Records shown =>
▼▼▼

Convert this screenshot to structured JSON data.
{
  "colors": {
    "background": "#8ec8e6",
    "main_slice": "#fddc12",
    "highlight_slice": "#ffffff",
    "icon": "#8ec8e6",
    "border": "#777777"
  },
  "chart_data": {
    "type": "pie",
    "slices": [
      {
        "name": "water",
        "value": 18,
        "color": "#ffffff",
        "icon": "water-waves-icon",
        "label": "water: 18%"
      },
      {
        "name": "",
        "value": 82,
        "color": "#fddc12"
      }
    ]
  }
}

▲▲▲

Do this => Every entry should be printed again exactly as it stands.

Exercise response =>
Convert this screenshot to structured JSON data.
{
  "colors": {
    "background": "#8ec8e6",
    "main_slice": "#fddc12",
    "highlight_slice": "#ffffff",
    "icon": "#8ec8e6",
    "border": "#777777"
  },
  "chart_data": {
    "type": "pie",
    "slices": [
      {
        "name": "water",
        "value": 18,
        "color": "#ffffff",
        "icon": "water-waves-icon",
        "label": "water: 18%"
      },
      {
        "name": "",
        "value": 82,
        "color": "#fddc12"
      }
    ]
  }
}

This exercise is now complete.